→ **Request**
Print the records again, character for character.

→ **Records provided**
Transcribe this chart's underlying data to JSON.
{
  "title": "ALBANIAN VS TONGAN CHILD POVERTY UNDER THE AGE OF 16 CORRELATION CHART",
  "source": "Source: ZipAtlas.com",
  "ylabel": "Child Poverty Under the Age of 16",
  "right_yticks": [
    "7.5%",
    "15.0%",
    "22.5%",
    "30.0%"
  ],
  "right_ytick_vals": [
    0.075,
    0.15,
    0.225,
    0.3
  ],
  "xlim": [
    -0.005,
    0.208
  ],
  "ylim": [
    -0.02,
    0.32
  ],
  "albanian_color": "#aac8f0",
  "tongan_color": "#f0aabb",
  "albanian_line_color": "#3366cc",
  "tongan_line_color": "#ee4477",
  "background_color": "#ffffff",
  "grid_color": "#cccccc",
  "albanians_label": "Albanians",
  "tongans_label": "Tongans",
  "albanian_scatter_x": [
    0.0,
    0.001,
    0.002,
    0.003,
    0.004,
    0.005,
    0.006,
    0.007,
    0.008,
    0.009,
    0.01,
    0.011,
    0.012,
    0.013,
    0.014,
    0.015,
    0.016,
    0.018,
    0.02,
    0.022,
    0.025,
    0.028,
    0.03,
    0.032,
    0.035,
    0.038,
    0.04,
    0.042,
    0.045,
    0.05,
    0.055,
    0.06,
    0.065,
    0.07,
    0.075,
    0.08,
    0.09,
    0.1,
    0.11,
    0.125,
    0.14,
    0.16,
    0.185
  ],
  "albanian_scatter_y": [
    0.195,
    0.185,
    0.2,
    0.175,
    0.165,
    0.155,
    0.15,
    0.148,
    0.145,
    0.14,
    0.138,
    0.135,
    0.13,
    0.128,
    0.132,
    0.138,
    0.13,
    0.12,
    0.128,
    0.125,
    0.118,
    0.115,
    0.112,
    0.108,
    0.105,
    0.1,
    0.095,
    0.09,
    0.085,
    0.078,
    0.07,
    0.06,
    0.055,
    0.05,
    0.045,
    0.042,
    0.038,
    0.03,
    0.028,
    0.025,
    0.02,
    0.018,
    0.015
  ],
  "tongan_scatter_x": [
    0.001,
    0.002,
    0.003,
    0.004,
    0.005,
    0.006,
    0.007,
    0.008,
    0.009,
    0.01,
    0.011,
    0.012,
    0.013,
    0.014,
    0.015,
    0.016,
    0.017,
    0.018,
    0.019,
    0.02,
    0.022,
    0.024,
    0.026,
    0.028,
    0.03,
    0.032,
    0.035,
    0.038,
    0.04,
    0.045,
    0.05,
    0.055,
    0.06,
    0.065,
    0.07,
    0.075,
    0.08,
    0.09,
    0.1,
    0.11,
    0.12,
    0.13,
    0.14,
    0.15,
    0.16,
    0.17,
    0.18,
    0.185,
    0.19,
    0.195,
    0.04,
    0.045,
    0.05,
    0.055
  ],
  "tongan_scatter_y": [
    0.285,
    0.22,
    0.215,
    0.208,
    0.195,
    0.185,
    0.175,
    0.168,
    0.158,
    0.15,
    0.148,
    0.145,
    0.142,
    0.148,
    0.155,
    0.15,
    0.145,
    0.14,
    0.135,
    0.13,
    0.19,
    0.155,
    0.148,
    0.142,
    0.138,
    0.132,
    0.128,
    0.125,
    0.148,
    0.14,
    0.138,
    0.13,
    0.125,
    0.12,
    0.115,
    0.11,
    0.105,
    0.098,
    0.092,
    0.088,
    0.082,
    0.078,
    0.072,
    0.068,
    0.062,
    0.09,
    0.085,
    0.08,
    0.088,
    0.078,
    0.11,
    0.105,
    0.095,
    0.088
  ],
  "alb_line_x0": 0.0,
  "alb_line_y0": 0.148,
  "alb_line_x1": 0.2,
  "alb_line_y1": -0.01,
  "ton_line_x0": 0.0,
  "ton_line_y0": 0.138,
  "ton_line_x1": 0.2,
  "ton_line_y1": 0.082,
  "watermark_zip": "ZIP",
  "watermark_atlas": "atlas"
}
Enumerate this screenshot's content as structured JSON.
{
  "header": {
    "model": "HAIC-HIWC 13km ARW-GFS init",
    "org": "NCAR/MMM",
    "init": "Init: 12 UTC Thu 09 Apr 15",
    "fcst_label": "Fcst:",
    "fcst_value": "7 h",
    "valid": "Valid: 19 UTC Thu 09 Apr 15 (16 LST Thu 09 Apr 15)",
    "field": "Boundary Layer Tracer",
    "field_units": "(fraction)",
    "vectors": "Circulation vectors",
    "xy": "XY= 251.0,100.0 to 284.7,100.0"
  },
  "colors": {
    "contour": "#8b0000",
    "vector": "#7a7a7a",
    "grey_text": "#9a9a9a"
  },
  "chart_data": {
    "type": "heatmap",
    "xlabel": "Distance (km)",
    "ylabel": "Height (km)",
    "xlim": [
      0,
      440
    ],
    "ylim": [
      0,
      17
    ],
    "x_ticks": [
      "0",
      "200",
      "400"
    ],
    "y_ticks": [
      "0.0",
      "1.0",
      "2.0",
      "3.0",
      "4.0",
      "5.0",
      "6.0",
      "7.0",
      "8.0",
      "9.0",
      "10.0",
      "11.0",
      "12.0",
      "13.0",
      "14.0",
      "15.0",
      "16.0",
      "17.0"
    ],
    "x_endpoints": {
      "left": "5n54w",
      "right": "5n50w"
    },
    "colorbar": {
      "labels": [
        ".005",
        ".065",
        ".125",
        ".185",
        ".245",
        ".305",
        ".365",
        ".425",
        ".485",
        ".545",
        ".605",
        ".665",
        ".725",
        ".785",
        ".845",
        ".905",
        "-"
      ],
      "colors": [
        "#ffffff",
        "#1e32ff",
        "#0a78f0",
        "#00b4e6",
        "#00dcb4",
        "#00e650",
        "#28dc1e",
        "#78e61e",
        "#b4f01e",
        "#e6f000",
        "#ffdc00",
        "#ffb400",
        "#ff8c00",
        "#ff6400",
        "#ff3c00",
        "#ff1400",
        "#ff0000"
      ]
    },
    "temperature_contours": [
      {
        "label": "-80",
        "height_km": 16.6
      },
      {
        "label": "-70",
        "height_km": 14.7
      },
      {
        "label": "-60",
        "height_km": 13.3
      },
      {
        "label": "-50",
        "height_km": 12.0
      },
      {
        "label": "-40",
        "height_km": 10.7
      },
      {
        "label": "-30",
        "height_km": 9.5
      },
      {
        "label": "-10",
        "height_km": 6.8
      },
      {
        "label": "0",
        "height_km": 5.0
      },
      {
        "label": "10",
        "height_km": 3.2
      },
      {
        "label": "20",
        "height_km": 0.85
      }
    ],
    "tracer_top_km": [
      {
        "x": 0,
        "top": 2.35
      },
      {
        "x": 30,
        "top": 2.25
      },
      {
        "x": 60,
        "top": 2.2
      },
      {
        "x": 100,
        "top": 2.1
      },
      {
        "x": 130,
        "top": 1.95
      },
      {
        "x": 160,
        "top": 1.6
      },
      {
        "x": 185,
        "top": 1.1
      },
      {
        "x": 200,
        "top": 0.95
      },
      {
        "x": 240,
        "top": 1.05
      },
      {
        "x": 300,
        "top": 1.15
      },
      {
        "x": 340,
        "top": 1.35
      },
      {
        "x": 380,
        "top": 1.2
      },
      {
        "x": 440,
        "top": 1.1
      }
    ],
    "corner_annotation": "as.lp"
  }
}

→ **Solution for this problem**
Transcribe this chart's underlying data to JSON.
{
  "title": "ALBANIAN VS TONGAN CHILD POVERTY UNDER THE AGE OF 16 CORRELATION CHART",
  "source": "Source: ZipAtlas.com",
  "ylabel": "Child Poverty Under the Age of 16",
  "right_yticks": [
    "7.5%",
    "15.0%",
    "22.5%",
    "30.0%"
  ],
  "right_ytick_vals": [
    0.075,
    0.15,
    0.225,
    0.3
  ],
  "xlim": [
    -0.005,
    0.208
  ],
  "ylim": [
    -0.02,
    0.32
  ],
  "albanian_color": "#aac8f0",
  "tongan_color": "#f0aabb",
  "albanian_line_color": "#3366cc",
  "tongan_line_color": "#ee4477",
  "background_color": "#ffffff",
  "grid_color": "#cccccc",
  "albanians_label": "Albanians",
  "tongans_label": "Tongans",
  "albanian_scatter_x": [
    0.0,
    0.001,
    0.002,
    0.003,
    0.004,
    0.005,
    0.006,
    0.007,
    0.008,
    0.009,
    0.01,
    0.011,
    0.012,
    0.013,
    0.014,
    0.015,
    0.016,
    0.018,
    0.02,
    0.022,
    0.025,
    0.028,
    0.03,
    0.032,
    0.035,
    0.038,
    0.04,
    0.042,
    0.045,
    0.05,
    0.055,
    0.06,
    0.065,
    0.07,
    0.075,
    0.08,
    0.09,
    0.1,
    0.11,
    0.125,
    0.14,
    0.16,
    0.185
  ],
  "albanian_scatter_y": [
    0.195,
    0.185,
    0.2,
    0.175,
    0.165,
    0.155,
    0.15,
    0.148,
    0.145,
    0.14,
    0.138,
    0.135,
    0.13,
    0.128,
    0.132,
    0.138,
    0.13,
    0.12,
    0.128,
    0.125,
    0.118,
    0.115,
    0.112,
    0.108,
    0.105,
    0.1,
    0.095,
    0.09,
    0.085,
    0.078,
    0.07,
    0.06,
    0.055,
    0.05,
    0.045,
    0.042,
    0.038,
    0.03,
    0.028,
    0.025,
    0.02,
    0.018,
    0.015
  ],
  "tongan_scatter_x": [
    0.001,
    0.002,
    0.003,
    0.004,
    0.005,
    0.006,
    0.007,
    0.008,
    0.009,
    0.01,
    0.011,
    0.012,
    0.013,
    0.014,
    0.015,
    0.016,
    0.017,
    0.018,
    0.019,
    0.02,
    0.022,
    0.024,
    0.026,
    0.028,
    0.03,
    0.032,
    0.035,
    0.038,
    0.04,
    0.045,
    0.05,
    0.055,
    0.06,
    0.065,
    0.07,
    0.075,
    0.08,
    0.09,
    0.1,
    0.11,
    0.12,
    0.13,
    0.14,
    0.15,
    0.16,
    0.17,
    0.18,
    0.185,
    0.19,
    0.195,
    0.04,
    0.045,
    0.05,
    0.055
  ],
  "tongan_scatter_y": [
    0.285,
    0.22,
    0.215,
    0.208,
    0.195,
    0.185,
    0.175,
    0.168,
    0.158,
    0.15,
    0.148,
    0.145,
    0.142,
    0.148,
    0.155,
    0.15,
    0.145,
    0.14,
    0.135,
    0.13,
    0.19,
    0.155,
    0.148,
    0.142,
    0.138,
    0.132,
    0.128,
    0.125,
    0.148,
    0.14,
    0.138,
    0.13,
    0.125,
    0.12,
    0.115,
    0.11,
    0.105,
    0.098,
    0.092,
    0.088,
    0.082,
    0.078,
    0.072,
    0.068,
    0.062,
    0.09,
    0.085,
    0.08,
    0.088,
    0.078,
    0.11,
    0.105,
    0.095,
    0.088
  ],
  "alb_line_x0": 0.0,
  "alb_line_y0": 0.148,
  "alb_line_x1": 0.2,
  "alb_line_y1": -0.01,
  "ton_line_x0": 0.0,
  "ton_line_y0": 0.138,
  "ton_line_x1": 0.2,
  "ton_line_y1": 0.082,
  "watermark_zip": "ZIP",
  "watermark_atlas": "atlas"
}
Enumerate this screenshot's content as structured JSON.
{
  "header": {
    "model": "HAIC-HIWC 13km ARW-GFS init",
    "org": "NCAR/MMM",
    "init": "Init: 12 UTC Thu 09 Apr 15",
    "fcst_label": "Fcst:",
    "fcst_value": "7 h",
    "valid": "Valid: 19 UTC Thu 09 Apr 15 (16 LST Thu 09 Apr 15)",
    "field": "Boundary Layer Tracer",
    "field_units": "(fraction)",
    "vectors": "Circulation vectors",
    "xy": "XY= 251.0,100.0 to 284.7,100.0"
  },
  "colors": {
    "contour": "#8b0000",
    "vector": "#7a7a7a",
    "grey_text": "#9a9a9a"
  },
  "chart_data": {
    "type": "heatmap",
    "xlabel": "Distance (km)",
    "ylabel": "Height (km)",
    "xlim": [
      0,
      440
    ],
    "ylim": [
      0,
      17
    ],
    "x_ticks": [
      "0",
      "200",
      "400"
    ],
    "y_ticks": [
      "0.0",
      "1.0",
      "2.0",
      "3.0",
      "4.0",
      "5.0",
      "6.0",
      "7.0",
      "8.0",
      "9.0",
      "10.0",
      "11.0",
      "12.0",
      "13.0",
      "14.0",
      "15.0",
      "16.0",
      "17.0"
    ],
    "x_endpoints": {
      "left": "5n54w",
      "right": "5n50w"
    },
    "colorbar": {
      "labels": [
        ".005",
        ".065",
        ".125",
        ".185",
        ".245",
        ".305",
        ".365",
        ".425",
        ".485",
        ".545",
        ".605",
        ".665",
        ".725",
        ".785",
        ".845",
        ".905",
        "-"
      ],
      "colors": [
        "#ffffff",
        "#1e32ff",
        "#0a78f0",
        "#00b4e6",
        "#00dcb4",
        "#00e650",
        "#28dc1e",
        "#78e61e",
        "#b4f01e",
        "#e6f000",
        "#ffdc00",
        "#ffb400",
        "#ff8c00",
        "#ff6400",
        "#ff3c00",
        "#ff1400",
        "#ff0000"
      ]
    },
    "temperature_contours": [
      {
        "label": "-80",
        "height_km": 16.6
      },
      {
        "label": "-70",
        "height_km": 14.7
      },
      {
        "label": "-60",
        "height_km": 13.3
      },
      {
        "label": "-50",
        "height_km": 12.0
      },
      {
        "label": "-40",
        "height_km": 10.7
      },
      {
        "label": "-30",
        "height_km": 9.5
      },
      {
        "label": "-10",
        "height_km": 6.8
      },
      {
        "label": "0",
        "height_km": 5.0
      },
      {
        "label": "10",
        "height_km": 3.2
      },
      {
        "label": "20",
        "height_km": 0.85
      }
    ],
    "tracer_top_km": [
      {
        "x": 0,
        "top": 2.35
      },
      {
        "x": 30,
        "top": 2.25
      },
      {
        "x": 60,
        "top": 2.2
      },
      {
        "x": 100,
        "top": 2.1
      },
      {
        "x": 130,
        "top": 1.95
      },
      {
        "x": 160,
        "top": 1.6
      },
      {
        "x": 185,
        "top": 1.1
      },
      {
        "x": 200,
        "top": 0.95
      },
      {
        "x": 240,
        "top": 1.05
      },
      {
        "x": 300,
        "top": 1.15
      },
      {
        "x": 340,
        "top": 1.35
      },
      {
        "x": 380,
        "top": 1.2
      },
      {
        "x": 440,
        "top": 1.1
      }
    ],
    "corner_annotation": "as.lp"
  }
}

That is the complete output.